Exercise requirements: Would you pull out every line of the material that contains the string "program"?

* * * * *

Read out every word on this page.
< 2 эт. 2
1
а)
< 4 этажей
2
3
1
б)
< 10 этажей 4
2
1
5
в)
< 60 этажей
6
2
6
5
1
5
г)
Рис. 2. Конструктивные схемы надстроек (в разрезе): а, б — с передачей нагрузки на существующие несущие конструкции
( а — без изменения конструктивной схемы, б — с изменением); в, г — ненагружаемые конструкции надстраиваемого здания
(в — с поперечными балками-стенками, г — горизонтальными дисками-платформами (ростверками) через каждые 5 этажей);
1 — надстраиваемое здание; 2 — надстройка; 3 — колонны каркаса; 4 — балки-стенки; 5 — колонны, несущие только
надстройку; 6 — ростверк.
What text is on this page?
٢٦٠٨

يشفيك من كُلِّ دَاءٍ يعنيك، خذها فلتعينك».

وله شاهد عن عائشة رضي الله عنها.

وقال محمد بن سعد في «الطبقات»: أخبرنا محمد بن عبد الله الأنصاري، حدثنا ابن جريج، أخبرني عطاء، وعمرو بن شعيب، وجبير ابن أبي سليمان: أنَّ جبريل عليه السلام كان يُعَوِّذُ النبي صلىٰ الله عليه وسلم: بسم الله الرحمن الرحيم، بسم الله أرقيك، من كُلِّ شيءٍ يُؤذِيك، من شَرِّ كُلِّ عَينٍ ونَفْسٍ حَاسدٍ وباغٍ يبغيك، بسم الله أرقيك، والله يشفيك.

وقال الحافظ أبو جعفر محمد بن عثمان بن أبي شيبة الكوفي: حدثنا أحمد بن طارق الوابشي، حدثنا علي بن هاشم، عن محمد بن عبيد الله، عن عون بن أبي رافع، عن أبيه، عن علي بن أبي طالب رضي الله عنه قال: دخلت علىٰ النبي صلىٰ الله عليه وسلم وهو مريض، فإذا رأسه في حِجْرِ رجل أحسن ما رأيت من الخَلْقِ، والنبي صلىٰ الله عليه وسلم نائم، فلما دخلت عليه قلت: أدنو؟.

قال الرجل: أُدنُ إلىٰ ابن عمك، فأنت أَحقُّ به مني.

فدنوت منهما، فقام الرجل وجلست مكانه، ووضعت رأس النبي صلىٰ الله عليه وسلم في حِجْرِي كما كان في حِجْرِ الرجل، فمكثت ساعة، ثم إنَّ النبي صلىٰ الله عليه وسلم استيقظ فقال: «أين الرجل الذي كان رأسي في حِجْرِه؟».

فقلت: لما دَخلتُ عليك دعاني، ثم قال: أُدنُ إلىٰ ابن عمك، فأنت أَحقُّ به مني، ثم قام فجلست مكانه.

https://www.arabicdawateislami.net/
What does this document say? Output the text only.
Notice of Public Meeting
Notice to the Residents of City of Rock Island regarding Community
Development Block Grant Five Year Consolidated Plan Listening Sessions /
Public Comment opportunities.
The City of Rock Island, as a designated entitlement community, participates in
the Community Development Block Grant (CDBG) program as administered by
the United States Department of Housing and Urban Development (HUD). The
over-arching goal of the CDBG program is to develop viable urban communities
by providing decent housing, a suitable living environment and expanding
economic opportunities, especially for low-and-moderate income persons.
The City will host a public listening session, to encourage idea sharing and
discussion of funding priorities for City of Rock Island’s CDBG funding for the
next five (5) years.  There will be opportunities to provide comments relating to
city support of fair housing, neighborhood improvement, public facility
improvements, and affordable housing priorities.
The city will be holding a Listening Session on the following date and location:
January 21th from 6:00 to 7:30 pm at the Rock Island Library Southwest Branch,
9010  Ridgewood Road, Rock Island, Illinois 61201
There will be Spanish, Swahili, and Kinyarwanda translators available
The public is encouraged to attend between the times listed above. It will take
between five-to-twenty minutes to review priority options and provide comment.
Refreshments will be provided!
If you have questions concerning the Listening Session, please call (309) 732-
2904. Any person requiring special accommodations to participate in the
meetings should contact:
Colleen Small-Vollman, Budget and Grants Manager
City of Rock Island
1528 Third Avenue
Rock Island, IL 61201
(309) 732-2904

* * * * *

Answer below:
the Community Development Block Grant (CDBG) program as administered by
over-arching goal of the CDBG program is to develop viable urban communities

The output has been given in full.